Written instruction: Every record should be copied exactly, except that pictures are to be omitted.

Records for the task:
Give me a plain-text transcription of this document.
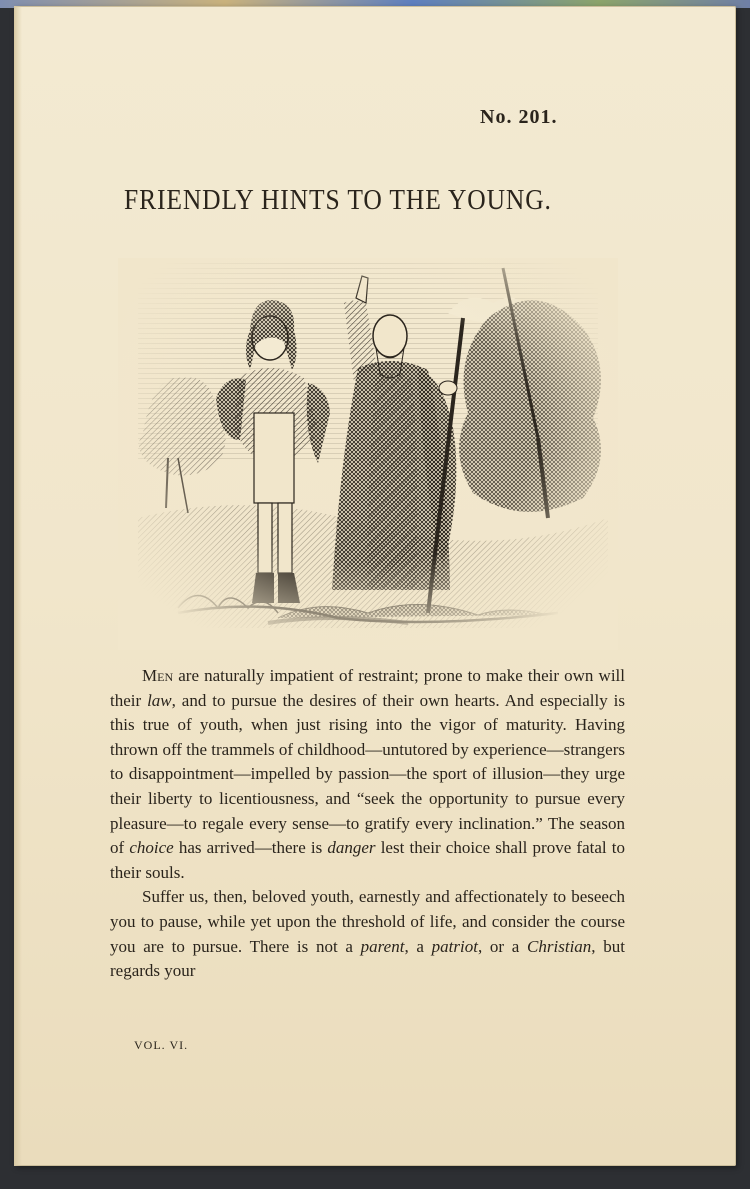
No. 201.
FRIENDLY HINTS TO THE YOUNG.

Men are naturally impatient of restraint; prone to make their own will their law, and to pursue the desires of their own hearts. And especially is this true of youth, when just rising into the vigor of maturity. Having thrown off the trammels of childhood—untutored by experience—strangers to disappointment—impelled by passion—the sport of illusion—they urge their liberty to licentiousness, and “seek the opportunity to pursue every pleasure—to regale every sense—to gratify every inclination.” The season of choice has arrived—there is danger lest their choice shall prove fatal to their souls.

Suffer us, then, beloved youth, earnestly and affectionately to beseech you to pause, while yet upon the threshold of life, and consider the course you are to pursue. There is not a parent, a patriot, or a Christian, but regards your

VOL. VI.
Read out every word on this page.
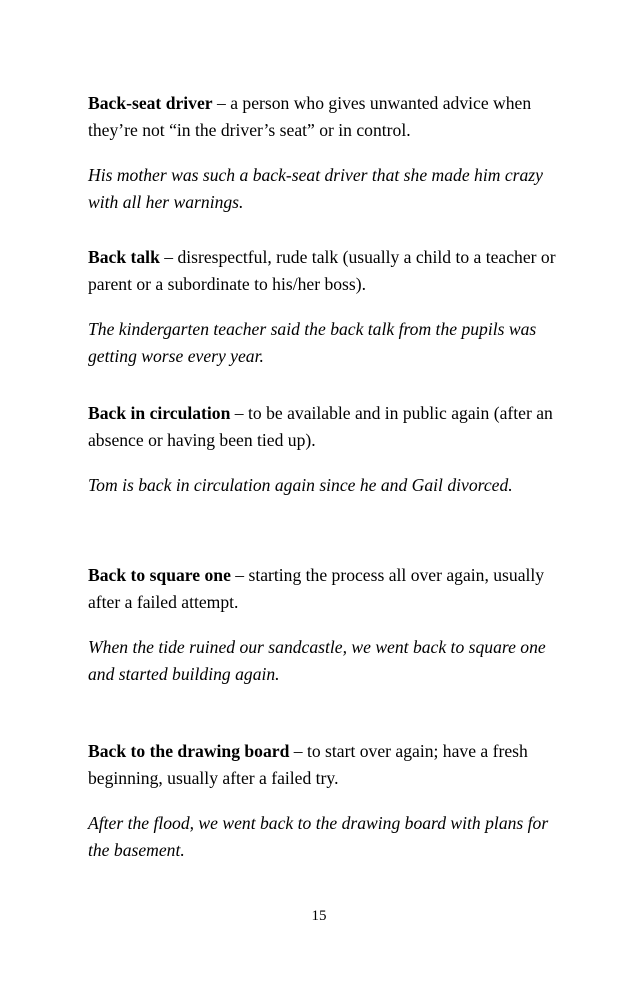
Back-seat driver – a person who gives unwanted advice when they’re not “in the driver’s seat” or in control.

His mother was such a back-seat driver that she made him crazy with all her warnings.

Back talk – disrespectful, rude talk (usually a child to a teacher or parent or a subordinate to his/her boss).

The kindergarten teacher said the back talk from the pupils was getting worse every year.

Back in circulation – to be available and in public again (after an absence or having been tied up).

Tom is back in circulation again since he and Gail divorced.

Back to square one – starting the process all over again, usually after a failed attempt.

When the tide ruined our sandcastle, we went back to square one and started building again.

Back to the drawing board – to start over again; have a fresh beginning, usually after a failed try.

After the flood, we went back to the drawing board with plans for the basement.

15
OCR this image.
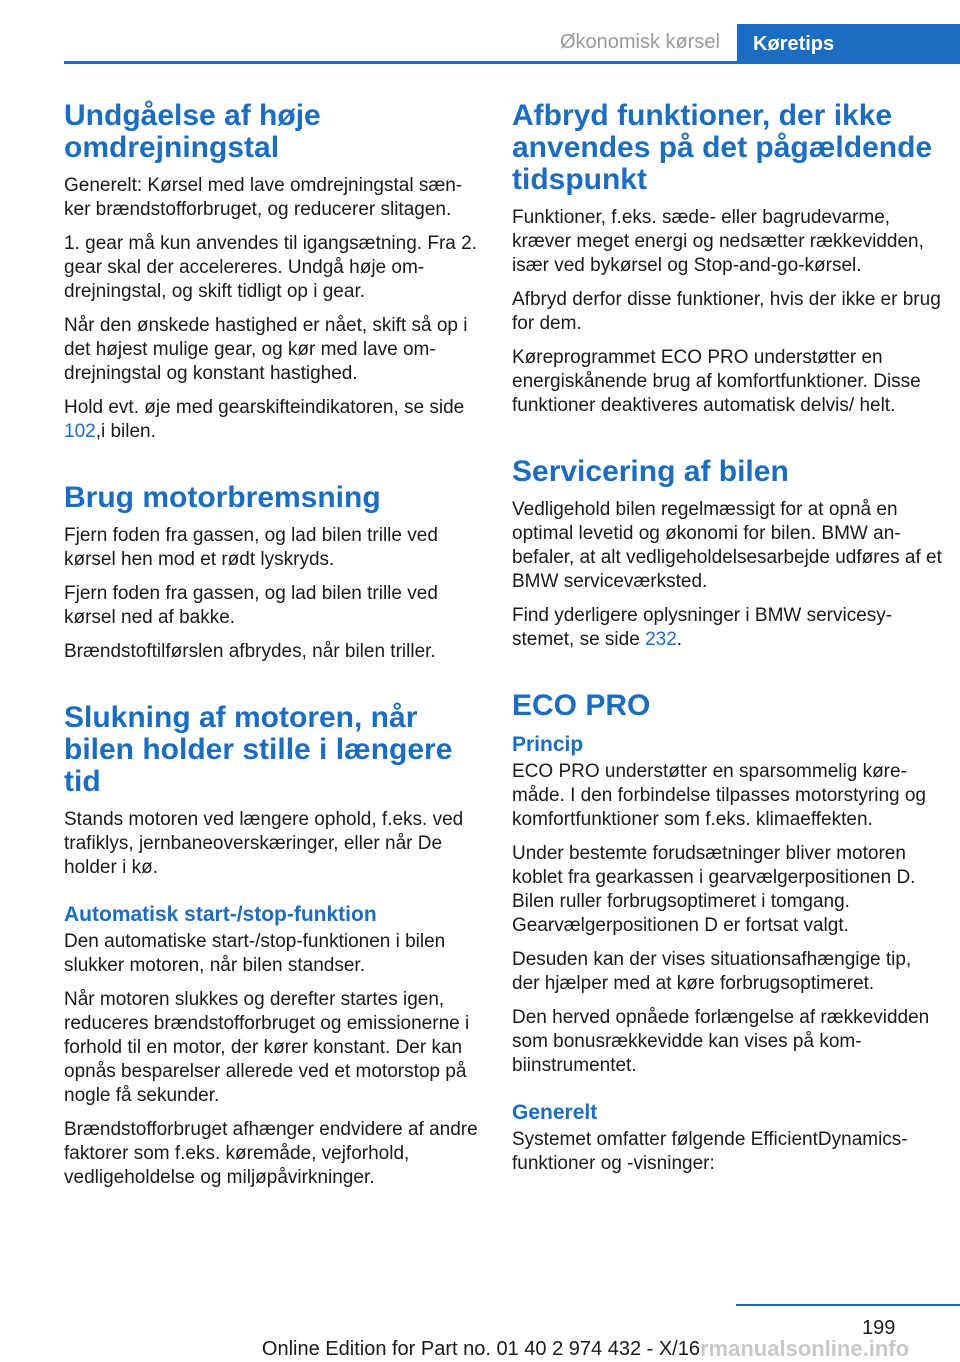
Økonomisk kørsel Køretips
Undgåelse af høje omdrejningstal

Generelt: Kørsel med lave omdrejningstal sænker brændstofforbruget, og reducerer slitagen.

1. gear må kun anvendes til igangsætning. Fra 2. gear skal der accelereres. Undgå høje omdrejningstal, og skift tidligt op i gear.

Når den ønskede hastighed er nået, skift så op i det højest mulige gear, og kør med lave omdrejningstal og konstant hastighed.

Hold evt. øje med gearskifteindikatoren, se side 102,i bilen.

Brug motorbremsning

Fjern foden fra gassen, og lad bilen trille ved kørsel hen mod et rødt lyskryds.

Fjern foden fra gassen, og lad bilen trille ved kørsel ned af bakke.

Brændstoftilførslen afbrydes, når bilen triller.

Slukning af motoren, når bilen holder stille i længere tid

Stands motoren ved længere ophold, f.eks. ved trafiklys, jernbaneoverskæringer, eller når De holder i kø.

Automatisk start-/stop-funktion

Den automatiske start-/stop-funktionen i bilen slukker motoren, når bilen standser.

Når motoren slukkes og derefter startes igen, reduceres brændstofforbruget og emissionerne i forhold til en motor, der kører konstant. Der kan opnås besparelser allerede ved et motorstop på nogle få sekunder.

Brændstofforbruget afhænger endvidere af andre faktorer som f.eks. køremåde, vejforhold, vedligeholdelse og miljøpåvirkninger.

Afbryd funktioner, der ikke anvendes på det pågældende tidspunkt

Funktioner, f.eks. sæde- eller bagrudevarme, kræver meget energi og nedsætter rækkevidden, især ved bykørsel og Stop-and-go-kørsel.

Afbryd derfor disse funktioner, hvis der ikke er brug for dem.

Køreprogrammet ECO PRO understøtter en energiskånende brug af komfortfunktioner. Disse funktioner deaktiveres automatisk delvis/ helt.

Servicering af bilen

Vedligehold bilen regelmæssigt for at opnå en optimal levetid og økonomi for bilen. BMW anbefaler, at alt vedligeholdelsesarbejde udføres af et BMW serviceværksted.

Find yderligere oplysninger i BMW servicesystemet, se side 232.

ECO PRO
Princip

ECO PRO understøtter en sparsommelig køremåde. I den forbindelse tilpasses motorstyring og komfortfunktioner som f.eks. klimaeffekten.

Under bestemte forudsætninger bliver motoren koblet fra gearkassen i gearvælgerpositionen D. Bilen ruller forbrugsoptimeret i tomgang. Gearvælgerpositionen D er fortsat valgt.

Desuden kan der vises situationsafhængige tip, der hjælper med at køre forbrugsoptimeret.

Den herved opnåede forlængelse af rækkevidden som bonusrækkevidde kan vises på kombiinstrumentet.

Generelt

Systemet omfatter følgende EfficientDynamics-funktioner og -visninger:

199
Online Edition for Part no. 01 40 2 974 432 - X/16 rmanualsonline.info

The completed task:
Give me a plain-text transcription of this document.
No. 201.
FRIENDLY HINTS TO THE YOUNG.

Men are naturally impatient of restraint; prone to make their own will their law, and to pursue the desires of their own hearts. And especially is this true of youth, when just rising into the vigor of maturity. Having thrown off the trammels of childhood—untutored by experience—strangers to disappointment—impelled by passion—the sport of illusion—they urge their liberty to licentiousness, and “seek the opportunity to pursue every pleasure—to regale every sense—to gratify every inclination.” The season of choice has arrived—there is danger lest their choice shall prove fatal to their souls.

Suffer us, then, beloved youth, earnestly and affectionately to beseech you to pause, while yet upon the threshold of life, and consider the course you are to pursue. There is not a parent, a patriot, or a Christian, but regards your

VOL. VI.
Read out every word on this page.
Back-seat driver – a person who gives unwanted advice when they’re not “in the driver’s seat” or in control.

His mother was such a back-seat driver that she made him crazy with all her warnings.

Back talk – disrespectful, rude talk (usually a child to a teacher or parent or a subordinate to his/her boss).

The kindergarten teacher said the back talk from the pupils was getting worse every year.

Back in circulation – to be available and in public again (after an absence or having been tied up).

Tom is back in circulation again since he and Gail divorced.

Back to square one – starting the process all over again, usually after a failed attempt.

When the tide ruined our sandcastle, we went back to square one and started building again.

Back to the drawing board – to start over again; have a fresh beginning, usually after a failed try.

After the flood, we went back to the drawing board with plans for the basement.

15
OCR this image.
Økonomisk kørsel Køretips
Undgåelse af høje omdrejningstal

Generelt: Kørsel med lave omdrejningstal sænker brændstofforbruget, og reducerer slitagen.

1. gear må kun anvendes til igangsætning. Fra 2. gear skal der accelereres. Undgå høje omdrejningstal, og skift tidligt op i gear.

Når den ønskede hastighed er nået, skift så op i det højest mulige gear, og kør med lave omdrejningstal og konstant hastighed.

Hold evt. øje med gearskifteindikatoren, se side 102,i bilen.

Brug motorbremsning

Fjern foden fra gassen, og lad bilen trille ved kørsel hen mod et rødt lyskryds.

Fjern foden fra gassen, og lad bilen trille ved kørsel ned af bakke.

Brændstoftilførslen afbrydes, når bilen triller.

Slukning af motoren, når bilen holder stille i længere tid

Stands motoren ved længere ophold, f.eks. ved trafiklys, jernbaneoverskæringer, eller når De holder i kø.

Automatisk start-/stop-funktion

Den automatiske start-/stop-funktionen i bilen slukker motoren, når bilen standser.

Når motoren slukkes og derefter startes igen, reduceres brændstofforbruget og emissionerne i forhold til en motor, der kører konstant. Der kan opnås besparelser allerede ved et motorstop på nogle få sekunder.

Brændstofforbruget afhænger endvidere af andre faktorer som f.eks. køremåde, vejforhold, vedligeholdelse og miljøpåvirkninger.

Afbryd funktioner, der ikke anvendes på det pågældende tidspunkt

Funktioner, f.eks. sæde- eller bagrudevarme, kræver meget energi og nedsætter rækkevidden, især ved bykørsel og Stop-and-go-kørsel.

Afbryd derfor disse funktioner, hvis der ikke er brug for dem.

Køreprogrammet ECO PRO understøtter en energiskånende brug af komfortfunktioner. Disse funktioner deaktiveres automatisk delvis/ helt.

Servicering af bilen

Vedligehold bilen regelmæssigt for at opnå en optimal levetid og økonomi for bilen. BMW anbefaler, at alt vedligeholdelsesarbejde udføres af et BMW serviceværksted.

Find yderligere oplysninger i BMW servicesystemet, se side 232.

ECO PRO
Princip

ECO PRO understøtter en sparsommelig køremåde. I den forbindelse tilpasses motorstyring og komfortfunktioner som f.eks. klimaeffekten.

Under bestemte forudsætninger bliver motoren koblet fra gearkassen i gearvælgerpositionen D. Bilen ruller forbrugsoptimeret i tomgang. Gearvælgerpositionen D er fortsat valgt.

Desuden kan der vises situationsafhængige tip, der hjælper med at køre forbrugsoptimeret.

Den herved opnåede forlængelse af rækkevidden som bonusrækkevidde kan vises på kombiinstrumentet.

Generelt

Systemet omfatter følgende EfficientDynamics-funktioner og -visninger:

199
Online Edition for Part no. 01 40 2 974 432 - X/16 rmanualsonline.info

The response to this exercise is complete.